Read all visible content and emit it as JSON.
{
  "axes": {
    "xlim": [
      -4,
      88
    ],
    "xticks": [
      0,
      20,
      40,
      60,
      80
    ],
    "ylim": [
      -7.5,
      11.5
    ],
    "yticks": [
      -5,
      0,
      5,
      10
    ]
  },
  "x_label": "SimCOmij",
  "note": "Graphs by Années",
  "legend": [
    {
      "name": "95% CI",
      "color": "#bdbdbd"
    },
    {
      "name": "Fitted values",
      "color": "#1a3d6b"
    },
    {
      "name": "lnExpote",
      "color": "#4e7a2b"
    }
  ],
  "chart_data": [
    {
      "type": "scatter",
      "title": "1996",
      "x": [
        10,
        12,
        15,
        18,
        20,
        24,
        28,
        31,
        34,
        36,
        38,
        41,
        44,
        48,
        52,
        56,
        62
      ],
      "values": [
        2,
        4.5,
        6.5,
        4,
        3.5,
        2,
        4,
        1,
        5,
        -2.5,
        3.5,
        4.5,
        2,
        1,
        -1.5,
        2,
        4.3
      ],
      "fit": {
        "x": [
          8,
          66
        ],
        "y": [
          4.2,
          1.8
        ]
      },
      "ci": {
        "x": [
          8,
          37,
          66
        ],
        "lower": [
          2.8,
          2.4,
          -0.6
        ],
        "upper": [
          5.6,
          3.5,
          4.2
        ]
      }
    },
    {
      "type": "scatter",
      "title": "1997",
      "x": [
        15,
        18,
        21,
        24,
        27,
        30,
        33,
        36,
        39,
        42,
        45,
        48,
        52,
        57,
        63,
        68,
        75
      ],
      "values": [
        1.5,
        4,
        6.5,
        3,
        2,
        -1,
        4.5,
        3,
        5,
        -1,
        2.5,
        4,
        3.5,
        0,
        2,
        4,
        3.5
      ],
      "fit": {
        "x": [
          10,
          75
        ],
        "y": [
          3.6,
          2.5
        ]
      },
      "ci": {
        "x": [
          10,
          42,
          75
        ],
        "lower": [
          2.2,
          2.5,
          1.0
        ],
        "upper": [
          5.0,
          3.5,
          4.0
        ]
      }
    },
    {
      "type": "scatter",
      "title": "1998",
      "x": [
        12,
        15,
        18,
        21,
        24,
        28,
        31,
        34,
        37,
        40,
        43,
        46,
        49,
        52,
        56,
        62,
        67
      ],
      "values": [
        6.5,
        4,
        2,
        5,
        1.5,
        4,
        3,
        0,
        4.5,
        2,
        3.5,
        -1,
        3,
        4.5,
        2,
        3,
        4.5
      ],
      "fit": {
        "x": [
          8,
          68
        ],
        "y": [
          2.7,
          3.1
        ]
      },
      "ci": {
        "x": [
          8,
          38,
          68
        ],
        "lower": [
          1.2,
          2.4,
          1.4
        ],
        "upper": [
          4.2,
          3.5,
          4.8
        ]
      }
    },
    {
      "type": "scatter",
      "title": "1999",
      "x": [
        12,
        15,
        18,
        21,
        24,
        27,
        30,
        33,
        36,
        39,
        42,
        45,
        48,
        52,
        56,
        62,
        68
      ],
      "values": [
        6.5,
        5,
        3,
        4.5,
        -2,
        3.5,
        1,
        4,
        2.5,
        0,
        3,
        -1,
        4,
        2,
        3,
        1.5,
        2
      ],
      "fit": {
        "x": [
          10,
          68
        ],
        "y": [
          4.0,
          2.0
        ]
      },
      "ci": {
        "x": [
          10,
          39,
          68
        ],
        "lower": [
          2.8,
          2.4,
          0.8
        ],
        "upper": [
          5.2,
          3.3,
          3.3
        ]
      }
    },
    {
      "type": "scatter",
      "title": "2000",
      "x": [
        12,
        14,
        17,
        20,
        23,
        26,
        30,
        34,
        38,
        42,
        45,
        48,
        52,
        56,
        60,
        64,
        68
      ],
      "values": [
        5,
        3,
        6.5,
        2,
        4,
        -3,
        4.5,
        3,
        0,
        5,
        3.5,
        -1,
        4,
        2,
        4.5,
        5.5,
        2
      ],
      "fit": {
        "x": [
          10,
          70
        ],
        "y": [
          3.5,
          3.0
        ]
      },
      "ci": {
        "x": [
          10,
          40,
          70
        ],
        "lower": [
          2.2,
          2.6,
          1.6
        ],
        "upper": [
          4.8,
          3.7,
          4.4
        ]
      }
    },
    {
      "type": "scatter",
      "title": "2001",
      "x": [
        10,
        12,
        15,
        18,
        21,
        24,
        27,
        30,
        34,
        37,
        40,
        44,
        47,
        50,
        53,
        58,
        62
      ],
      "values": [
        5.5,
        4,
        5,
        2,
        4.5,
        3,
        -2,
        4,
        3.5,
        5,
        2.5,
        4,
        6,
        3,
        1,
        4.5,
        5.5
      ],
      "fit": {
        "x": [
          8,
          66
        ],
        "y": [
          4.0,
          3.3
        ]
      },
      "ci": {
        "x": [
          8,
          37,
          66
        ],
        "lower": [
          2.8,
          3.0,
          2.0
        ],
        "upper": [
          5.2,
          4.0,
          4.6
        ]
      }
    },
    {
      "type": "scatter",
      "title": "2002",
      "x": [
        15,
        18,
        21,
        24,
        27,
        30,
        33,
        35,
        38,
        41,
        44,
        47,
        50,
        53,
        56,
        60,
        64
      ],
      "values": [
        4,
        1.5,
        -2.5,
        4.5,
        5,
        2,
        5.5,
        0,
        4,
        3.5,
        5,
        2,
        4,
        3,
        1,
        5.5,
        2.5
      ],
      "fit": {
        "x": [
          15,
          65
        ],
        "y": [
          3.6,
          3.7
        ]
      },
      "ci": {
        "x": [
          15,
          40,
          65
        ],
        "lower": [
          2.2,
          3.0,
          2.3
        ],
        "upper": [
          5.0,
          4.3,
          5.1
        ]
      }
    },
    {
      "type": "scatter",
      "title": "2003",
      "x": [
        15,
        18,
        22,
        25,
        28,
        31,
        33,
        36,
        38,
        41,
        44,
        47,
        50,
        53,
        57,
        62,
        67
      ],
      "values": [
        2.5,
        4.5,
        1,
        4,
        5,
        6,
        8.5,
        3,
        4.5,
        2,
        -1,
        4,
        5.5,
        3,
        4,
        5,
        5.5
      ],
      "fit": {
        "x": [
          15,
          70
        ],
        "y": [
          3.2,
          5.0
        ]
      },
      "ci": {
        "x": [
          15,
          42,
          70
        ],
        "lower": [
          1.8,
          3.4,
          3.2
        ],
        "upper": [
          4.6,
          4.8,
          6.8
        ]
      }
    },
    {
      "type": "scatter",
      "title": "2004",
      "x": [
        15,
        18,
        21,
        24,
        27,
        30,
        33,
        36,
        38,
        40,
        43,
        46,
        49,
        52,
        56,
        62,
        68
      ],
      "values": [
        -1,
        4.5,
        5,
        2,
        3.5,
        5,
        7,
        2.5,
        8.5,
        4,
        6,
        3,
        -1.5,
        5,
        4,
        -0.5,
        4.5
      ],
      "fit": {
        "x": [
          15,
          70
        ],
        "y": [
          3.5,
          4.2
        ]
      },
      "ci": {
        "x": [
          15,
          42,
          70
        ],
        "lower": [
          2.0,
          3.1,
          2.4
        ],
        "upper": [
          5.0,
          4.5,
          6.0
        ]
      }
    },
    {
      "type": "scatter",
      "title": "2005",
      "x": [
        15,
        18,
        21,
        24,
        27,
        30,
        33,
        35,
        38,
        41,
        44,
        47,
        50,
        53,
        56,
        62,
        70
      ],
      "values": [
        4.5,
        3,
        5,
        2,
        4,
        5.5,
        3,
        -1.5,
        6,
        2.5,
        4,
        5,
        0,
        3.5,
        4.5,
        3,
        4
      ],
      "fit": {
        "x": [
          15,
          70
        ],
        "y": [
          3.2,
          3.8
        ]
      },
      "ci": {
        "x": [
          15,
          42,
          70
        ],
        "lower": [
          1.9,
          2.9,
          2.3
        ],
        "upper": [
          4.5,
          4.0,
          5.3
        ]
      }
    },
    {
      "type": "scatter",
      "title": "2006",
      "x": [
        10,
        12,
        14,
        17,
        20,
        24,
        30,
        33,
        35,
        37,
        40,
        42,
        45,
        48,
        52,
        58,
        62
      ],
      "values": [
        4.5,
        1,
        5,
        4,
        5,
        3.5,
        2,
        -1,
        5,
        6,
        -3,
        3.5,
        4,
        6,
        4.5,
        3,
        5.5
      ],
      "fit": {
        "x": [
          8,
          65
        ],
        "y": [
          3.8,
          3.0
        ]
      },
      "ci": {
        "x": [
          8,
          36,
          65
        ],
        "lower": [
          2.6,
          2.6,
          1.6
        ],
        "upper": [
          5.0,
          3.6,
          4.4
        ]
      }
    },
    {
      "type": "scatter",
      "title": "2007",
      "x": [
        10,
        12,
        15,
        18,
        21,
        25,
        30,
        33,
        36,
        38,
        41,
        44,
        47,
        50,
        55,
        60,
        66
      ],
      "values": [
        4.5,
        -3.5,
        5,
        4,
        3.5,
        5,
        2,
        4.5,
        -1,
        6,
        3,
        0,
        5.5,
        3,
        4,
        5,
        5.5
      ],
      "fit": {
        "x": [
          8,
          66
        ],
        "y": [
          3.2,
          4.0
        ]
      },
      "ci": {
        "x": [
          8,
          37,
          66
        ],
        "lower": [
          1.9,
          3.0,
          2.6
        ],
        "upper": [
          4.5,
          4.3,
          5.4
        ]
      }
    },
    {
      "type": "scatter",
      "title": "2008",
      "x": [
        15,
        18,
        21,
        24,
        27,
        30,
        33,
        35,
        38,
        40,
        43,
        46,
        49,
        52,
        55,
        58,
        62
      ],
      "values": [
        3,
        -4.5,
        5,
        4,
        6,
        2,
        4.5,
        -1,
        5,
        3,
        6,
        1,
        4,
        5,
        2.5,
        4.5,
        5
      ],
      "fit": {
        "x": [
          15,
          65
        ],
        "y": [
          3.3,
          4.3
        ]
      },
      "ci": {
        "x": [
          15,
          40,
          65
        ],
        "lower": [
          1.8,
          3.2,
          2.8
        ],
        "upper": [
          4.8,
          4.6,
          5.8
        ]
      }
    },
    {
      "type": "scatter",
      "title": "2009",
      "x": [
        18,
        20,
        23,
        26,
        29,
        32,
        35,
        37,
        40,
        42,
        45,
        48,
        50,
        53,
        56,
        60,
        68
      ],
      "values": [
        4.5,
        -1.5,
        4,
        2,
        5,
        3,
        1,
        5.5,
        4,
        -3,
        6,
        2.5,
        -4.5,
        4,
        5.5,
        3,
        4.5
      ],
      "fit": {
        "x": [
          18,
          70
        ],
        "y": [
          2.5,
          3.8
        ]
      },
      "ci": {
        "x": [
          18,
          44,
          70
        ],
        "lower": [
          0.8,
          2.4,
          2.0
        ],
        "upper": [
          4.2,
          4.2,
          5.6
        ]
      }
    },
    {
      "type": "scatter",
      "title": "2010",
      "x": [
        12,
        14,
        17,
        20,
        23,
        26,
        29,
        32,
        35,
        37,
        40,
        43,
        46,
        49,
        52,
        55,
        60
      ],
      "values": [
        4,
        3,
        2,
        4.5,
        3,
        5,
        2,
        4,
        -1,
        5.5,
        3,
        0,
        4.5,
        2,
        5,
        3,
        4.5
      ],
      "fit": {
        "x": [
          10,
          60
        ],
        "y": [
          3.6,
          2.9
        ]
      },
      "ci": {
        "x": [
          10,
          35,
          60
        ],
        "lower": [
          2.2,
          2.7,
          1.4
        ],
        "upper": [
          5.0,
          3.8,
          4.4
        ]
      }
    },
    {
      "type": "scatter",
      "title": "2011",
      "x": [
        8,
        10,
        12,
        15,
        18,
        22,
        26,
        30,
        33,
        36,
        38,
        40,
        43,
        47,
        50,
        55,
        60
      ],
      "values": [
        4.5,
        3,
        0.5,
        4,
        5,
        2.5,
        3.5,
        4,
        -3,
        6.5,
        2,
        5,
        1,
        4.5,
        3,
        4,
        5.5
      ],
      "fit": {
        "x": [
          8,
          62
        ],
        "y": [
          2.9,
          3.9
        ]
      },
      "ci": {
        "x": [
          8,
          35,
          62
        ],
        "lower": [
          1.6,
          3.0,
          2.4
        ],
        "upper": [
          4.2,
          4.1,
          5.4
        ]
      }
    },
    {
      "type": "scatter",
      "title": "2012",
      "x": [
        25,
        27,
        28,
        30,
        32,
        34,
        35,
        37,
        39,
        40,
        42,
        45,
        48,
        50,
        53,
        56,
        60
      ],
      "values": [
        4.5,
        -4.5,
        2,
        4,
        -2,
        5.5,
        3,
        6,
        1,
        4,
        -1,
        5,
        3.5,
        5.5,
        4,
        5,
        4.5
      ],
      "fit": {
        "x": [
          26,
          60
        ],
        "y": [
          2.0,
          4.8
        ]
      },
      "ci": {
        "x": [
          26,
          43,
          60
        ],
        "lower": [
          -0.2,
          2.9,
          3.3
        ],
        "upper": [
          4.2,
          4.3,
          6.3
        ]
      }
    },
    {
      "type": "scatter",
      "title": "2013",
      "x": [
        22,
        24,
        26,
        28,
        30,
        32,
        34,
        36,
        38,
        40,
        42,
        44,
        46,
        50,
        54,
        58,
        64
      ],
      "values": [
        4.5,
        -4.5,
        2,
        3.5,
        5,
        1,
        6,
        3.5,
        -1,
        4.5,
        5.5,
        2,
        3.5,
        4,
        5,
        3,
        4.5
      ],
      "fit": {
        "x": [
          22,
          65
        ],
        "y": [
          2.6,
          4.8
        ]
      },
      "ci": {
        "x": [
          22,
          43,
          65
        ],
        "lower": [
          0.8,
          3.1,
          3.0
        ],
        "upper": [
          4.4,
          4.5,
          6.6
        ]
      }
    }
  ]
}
——————————
▸ **TASK TO COMPLETE**:
Search the entries for "name" and copy out each line that has it.

▸ **TASK OUTPUT**:
      "name": "95% CI",
      "name": "Fitted values",
      "name": "lnExpote",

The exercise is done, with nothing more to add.